> Task requirements: Pick out every line of the entries below where "TIVESSE" occurs, and copy those lines.

> Data supplied:
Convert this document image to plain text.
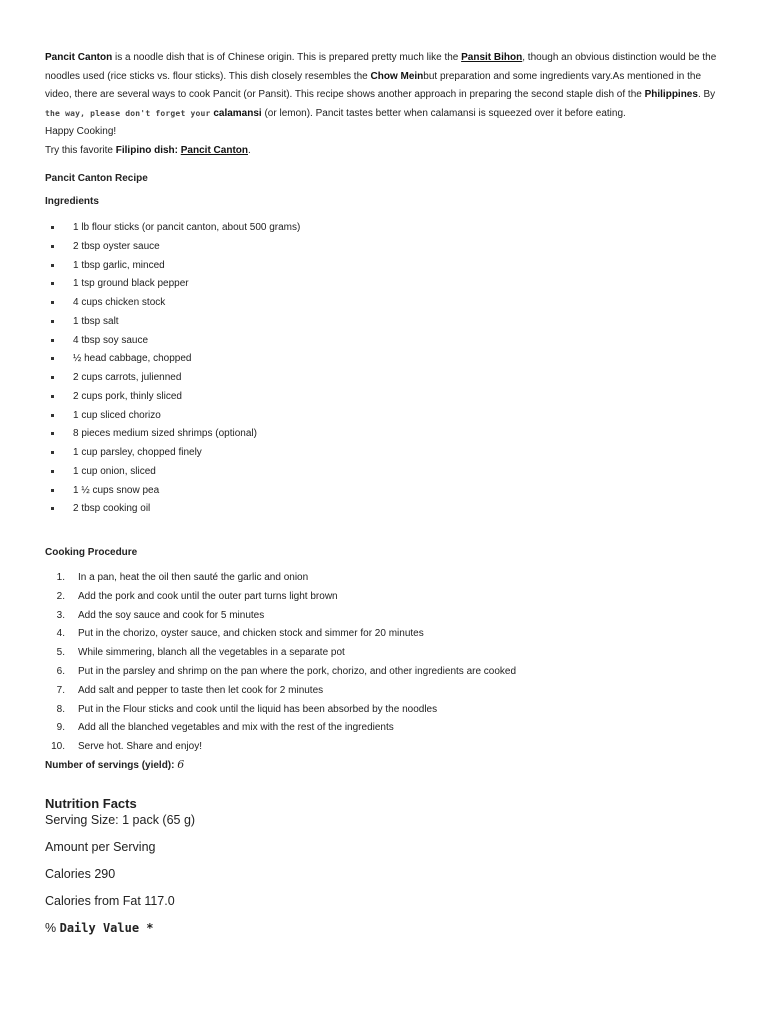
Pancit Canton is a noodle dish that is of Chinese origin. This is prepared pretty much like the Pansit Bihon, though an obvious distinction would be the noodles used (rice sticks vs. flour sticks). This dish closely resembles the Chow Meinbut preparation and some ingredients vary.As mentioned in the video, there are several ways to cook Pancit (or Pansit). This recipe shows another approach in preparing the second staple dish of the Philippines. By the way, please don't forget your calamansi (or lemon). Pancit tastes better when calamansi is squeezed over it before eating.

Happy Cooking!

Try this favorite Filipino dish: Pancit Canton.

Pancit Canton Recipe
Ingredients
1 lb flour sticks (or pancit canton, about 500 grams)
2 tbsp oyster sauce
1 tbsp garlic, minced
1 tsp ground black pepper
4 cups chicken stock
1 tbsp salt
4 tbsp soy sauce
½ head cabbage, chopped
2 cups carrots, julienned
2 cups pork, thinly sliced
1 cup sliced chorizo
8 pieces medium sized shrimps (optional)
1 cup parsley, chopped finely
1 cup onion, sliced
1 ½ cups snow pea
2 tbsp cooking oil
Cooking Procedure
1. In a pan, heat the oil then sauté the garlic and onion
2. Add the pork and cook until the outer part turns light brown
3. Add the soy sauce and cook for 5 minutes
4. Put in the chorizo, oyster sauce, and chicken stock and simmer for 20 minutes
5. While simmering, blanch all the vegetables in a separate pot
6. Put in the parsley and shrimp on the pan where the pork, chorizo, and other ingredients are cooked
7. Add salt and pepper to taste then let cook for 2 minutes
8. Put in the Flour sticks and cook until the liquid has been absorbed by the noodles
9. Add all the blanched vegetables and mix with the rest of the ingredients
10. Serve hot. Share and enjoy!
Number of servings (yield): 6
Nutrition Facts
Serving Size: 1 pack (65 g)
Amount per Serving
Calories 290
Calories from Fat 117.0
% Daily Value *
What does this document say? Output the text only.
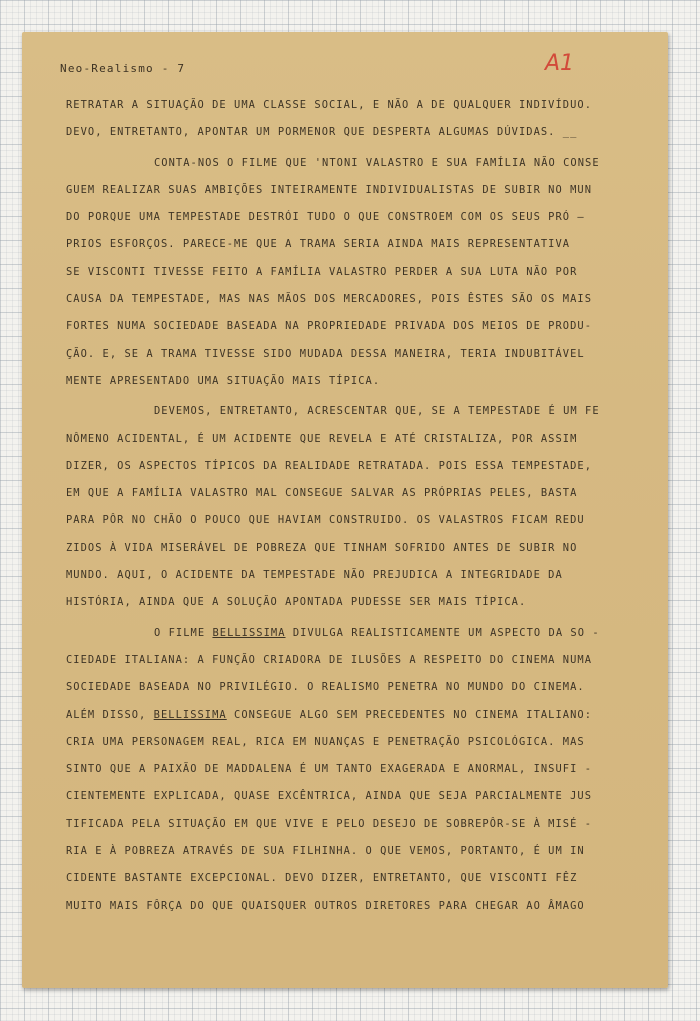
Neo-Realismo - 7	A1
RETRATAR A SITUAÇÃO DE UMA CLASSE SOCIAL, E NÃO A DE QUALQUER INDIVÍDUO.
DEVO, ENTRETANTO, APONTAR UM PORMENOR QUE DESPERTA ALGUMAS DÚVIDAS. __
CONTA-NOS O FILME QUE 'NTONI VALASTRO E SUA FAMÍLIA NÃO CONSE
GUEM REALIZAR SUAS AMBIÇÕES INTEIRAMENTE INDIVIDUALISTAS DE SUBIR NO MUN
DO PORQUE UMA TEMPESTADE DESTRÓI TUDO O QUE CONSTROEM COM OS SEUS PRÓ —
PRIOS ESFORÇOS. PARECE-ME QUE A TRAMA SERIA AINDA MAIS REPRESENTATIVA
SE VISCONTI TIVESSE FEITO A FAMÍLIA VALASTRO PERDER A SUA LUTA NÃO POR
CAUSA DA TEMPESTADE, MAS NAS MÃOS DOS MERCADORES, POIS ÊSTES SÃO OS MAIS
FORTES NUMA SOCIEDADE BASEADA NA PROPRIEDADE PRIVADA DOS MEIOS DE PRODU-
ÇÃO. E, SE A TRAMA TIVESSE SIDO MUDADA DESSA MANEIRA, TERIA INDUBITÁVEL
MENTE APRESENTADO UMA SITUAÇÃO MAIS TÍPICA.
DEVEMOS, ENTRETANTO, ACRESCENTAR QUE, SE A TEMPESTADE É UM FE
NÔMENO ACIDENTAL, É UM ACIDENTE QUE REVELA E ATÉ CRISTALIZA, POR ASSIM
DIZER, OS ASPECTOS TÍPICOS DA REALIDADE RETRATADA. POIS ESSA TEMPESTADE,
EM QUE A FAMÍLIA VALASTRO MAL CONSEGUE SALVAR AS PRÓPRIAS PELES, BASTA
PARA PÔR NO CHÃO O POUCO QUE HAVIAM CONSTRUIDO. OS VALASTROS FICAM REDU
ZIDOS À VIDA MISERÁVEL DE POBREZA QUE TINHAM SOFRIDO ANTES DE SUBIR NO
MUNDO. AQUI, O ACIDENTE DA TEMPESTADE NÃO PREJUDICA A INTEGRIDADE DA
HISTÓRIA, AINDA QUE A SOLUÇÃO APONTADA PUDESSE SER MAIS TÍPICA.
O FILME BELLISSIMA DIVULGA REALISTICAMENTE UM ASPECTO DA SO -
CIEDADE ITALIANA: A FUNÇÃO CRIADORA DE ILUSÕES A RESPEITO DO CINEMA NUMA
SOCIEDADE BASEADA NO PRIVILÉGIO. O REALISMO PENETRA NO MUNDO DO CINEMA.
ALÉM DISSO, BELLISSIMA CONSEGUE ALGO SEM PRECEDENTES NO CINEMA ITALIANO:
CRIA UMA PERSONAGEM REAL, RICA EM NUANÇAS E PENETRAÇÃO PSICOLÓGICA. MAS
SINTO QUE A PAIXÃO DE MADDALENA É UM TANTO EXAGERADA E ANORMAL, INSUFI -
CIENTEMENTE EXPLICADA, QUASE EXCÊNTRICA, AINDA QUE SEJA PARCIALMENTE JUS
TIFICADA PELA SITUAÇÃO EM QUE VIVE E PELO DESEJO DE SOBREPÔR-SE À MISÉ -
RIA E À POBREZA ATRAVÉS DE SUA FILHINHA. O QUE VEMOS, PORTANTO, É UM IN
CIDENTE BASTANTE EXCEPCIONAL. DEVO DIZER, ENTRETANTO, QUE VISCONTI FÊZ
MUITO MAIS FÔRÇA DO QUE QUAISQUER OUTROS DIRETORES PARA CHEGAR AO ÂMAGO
---
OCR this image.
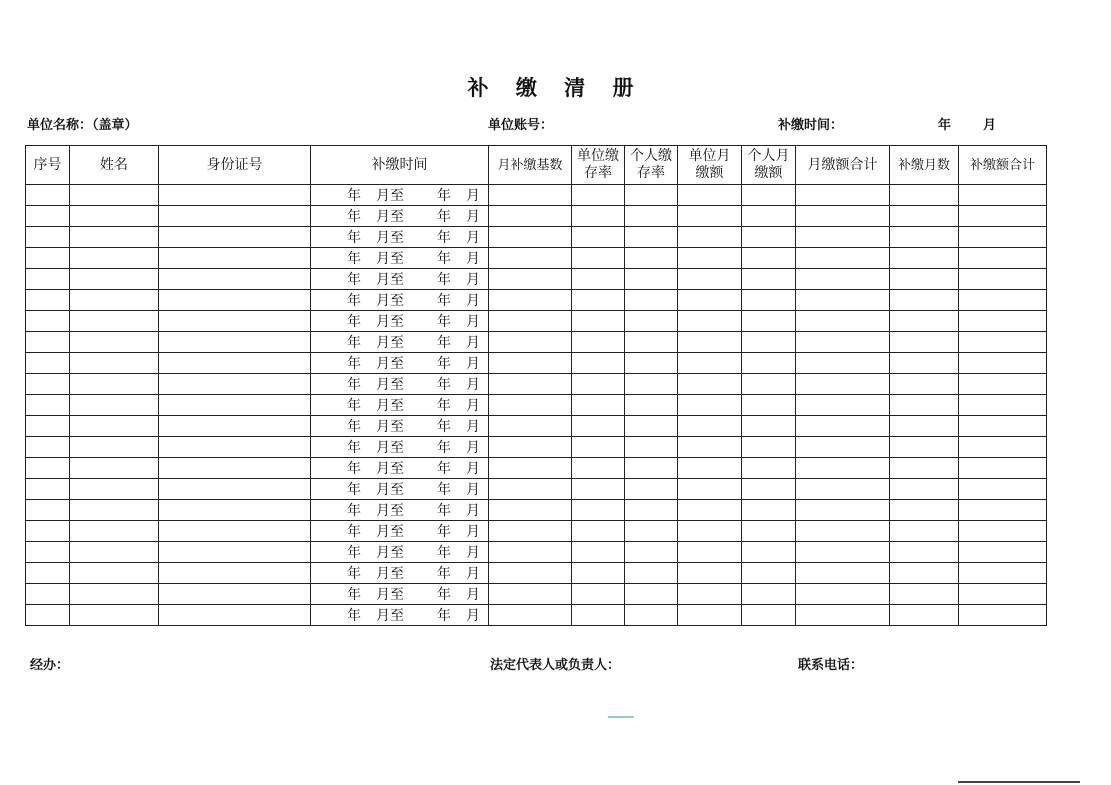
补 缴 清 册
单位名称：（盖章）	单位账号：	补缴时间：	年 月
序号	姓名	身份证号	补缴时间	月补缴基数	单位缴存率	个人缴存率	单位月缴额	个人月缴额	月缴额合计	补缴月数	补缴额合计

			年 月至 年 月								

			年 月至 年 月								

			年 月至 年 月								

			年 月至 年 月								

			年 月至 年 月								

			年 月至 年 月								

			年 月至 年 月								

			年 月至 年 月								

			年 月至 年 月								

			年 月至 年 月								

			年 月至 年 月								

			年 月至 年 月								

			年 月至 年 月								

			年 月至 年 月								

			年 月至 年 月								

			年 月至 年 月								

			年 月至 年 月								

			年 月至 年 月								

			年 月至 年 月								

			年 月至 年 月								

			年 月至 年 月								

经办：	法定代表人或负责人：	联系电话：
---
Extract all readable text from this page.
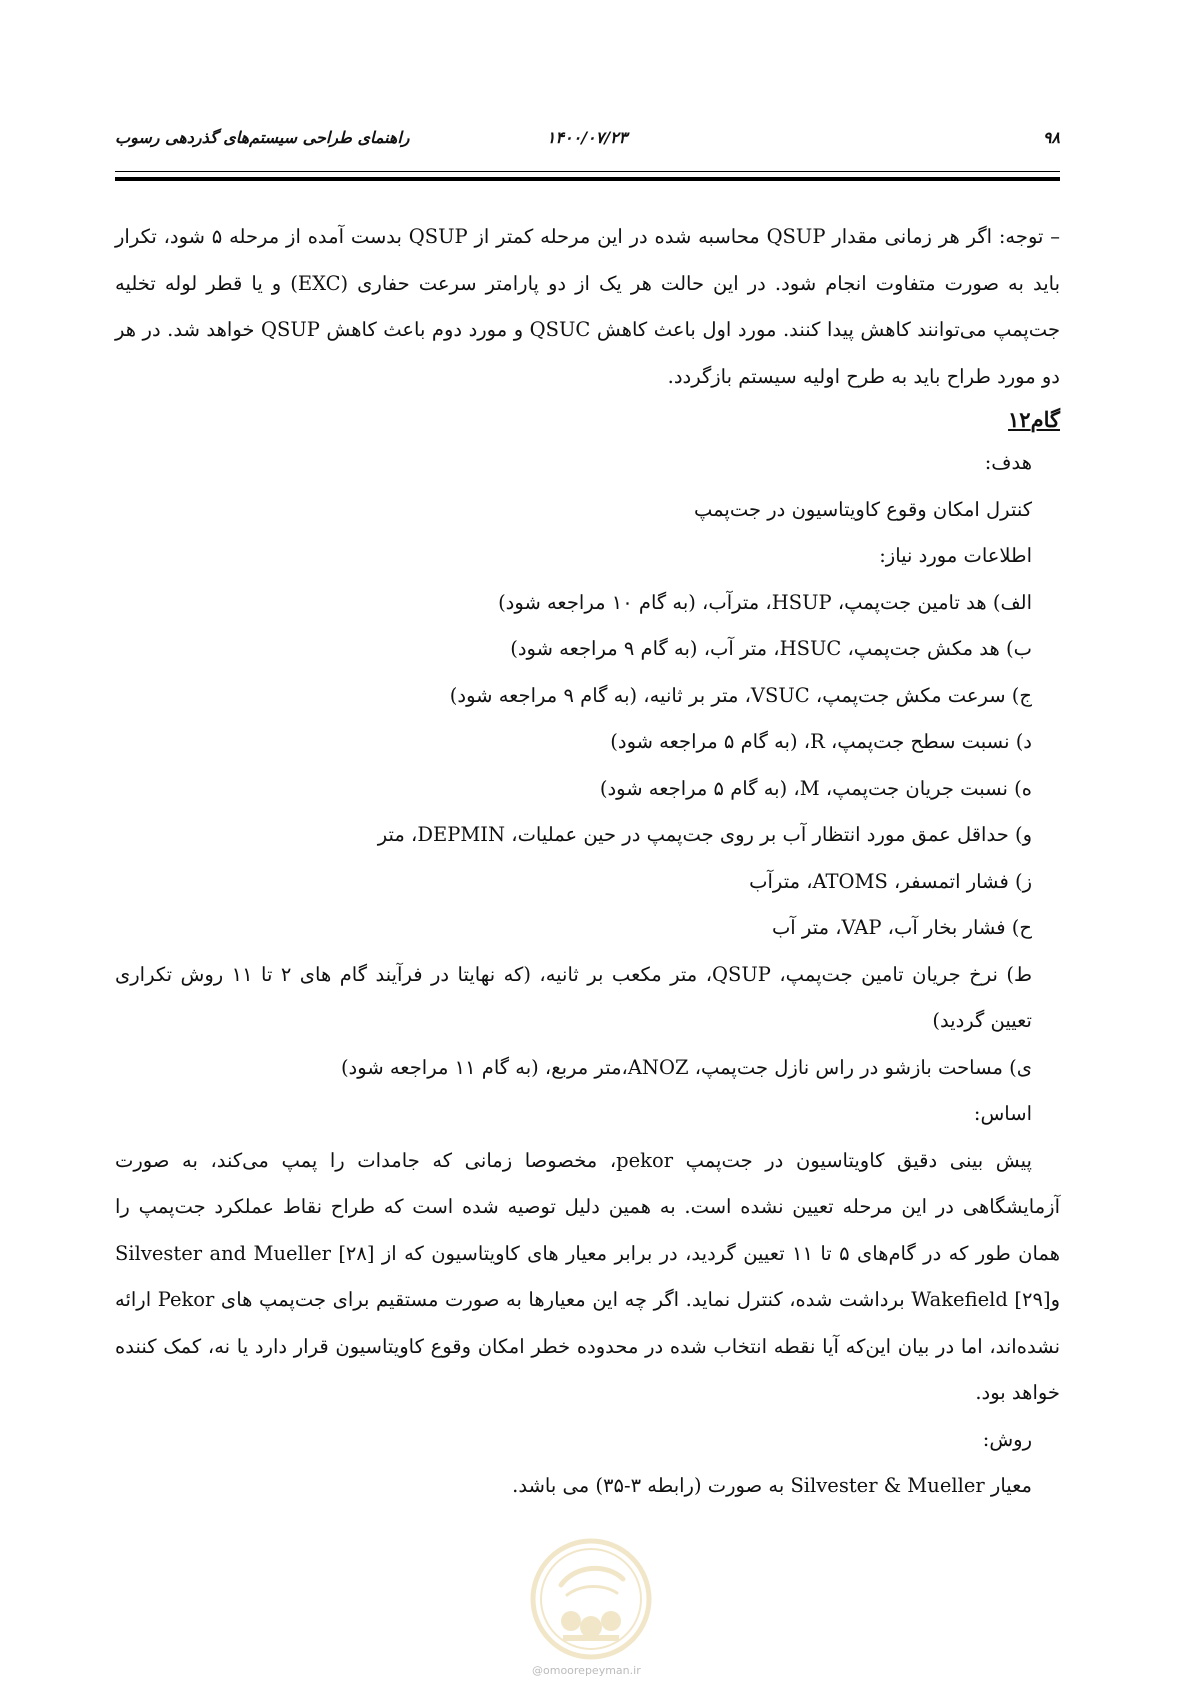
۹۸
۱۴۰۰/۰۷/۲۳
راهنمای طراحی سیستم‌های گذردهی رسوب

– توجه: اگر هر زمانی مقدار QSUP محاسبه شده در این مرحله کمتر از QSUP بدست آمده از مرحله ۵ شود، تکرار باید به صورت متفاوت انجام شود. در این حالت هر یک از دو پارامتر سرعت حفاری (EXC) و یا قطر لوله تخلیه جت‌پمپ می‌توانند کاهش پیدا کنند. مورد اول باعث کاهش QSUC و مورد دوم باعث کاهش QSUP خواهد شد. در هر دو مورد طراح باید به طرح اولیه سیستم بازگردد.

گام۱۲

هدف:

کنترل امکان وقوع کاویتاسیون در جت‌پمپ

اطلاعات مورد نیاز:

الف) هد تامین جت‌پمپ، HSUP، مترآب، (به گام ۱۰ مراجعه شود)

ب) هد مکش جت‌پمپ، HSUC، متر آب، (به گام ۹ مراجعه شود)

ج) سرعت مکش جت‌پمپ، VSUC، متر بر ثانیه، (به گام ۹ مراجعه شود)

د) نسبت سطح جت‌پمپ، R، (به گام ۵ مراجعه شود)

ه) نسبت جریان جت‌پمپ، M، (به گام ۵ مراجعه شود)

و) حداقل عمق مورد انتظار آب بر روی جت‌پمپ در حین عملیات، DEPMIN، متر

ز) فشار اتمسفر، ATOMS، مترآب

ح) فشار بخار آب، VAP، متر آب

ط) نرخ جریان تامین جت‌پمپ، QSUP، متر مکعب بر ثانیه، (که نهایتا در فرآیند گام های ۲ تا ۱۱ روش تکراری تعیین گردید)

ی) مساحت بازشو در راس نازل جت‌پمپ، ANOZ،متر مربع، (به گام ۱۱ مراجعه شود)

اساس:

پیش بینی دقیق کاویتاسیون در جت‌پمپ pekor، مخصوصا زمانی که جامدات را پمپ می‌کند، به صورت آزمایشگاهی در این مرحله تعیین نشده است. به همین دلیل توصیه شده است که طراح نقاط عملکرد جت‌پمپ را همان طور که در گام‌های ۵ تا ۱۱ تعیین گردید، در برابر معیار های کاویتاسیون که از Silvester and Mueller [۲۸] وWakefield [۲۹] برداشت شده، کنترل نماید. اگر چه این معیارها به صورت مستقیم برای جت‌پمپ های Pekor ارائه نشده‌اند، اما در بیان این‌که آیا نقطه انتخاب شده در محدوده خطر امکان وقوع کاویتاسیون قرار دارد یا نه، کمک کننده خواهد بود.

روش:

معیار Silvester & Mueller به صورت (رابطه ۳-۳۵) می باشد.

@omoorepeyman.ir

> Result of this exercise:
SE VISCONTI TIVESSE FEITO A FAMÍLIA VALASTRO PERDER A SUA LUTA NÃO POR
ÇÃO. E, SE A TRAMA TIVESSE SIDO MUDADA DESSA MANEIRA, TERIA INDUBITÁVEL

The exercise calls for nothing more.